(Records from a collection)
--- BEGIN ---
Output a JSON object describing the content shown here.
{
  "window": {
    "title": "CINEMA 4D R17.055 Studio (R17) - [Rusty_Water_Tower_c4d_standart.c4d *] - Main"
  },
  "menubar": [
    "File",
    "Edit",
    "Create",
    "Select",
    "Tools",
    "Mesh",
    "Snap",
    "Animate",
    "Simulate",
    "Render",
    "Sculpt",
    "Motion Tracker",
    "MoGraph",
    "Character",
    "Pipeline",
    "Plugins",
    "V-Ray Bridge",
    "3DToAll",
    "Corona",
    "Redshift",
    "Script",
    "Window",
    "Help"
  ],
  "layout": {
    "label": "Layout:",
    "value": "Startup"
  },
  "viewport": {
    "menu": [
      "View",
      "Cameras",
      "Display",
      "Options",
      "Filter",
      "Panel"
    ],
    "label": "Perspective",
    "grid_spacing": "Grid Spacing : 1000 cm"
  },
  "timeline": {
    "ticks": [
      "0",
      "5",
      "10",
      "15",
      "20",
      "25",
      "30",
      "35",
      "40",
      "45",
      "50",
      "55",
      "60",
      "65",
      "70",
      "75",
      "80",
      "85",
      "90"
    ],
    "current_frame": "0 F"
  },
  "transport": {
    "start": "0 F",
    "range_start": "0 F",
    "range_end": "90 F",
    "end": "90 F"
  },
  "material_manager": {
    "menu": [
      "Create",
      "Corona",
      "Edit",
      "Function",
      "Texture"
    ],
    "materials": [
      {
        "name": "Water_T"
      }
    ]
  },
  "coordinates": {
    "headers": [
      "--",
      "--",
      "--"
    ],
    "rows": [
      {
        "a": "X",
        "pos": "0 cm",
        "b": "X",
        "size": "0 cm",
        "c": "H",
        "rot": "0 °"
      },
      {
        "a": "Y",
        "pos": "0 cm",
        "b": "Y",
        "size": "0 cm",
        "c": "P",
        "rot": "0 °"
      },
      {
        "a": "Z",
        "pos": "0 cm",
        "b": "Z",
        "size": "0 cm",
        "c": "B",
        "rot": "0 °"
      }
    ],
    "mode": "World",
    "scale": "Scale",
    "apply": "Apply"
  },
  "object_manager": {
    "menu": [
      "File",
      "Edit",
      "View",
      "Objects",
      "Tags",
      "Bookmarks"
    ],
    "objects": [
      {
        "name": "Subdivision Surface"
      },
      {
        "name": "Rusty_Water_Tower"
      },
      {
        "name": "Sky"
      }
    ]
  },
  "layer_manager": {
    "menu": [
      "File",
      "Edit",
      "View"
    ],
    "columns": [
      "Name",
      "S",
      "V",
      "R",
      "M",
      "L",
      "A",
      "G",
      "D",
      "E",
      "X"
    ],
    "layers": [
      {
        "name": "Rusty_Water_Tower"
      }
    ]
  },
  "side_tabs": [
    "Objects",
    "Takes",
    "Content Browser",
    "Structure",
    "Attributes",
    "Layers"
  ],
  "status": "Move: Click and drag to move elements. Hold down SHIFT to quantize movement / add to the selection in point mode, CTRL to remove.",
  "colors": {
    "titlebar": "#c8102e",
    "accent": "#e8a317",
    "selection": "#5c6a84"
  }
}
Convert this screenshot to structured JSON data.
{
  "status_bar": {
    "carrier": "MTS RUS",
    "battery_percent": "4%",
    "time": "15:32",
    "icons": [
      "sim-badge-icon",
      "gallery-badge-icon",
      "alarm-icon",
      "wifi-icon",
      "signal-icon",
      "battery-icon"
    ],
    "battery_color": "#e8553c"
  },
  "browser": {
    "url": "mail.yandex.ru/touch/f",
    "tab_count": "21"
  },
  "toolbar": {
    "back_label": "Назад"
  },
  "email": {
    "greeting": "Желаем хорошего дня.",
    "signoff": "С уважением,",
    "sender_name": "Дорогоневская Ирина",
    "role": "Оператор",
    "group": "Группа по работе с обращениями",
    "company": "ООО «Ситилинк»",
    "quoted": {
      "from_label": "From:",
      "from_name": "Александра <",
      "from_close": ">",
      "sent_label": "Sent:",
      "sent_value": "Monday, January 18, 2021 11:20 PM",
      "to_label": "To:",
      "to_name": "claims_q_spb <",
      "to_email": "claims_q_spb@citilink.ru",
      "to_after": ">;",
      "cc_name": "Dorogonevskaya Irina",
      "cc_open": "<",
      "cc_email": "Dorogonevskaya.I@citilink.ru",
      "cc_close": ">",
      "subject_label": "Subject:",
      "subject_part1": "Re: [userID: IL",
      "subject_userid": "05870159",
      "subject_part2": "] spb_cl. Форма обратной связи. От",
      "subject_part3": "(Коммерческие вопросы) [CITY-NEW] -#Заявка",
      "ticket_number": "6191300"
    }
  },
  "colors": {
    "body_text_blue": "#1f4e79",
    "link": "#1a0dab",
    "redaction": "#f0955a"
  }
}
--- END ---
Go through the material above and count the lines that include "citilink". Give the number alone.

2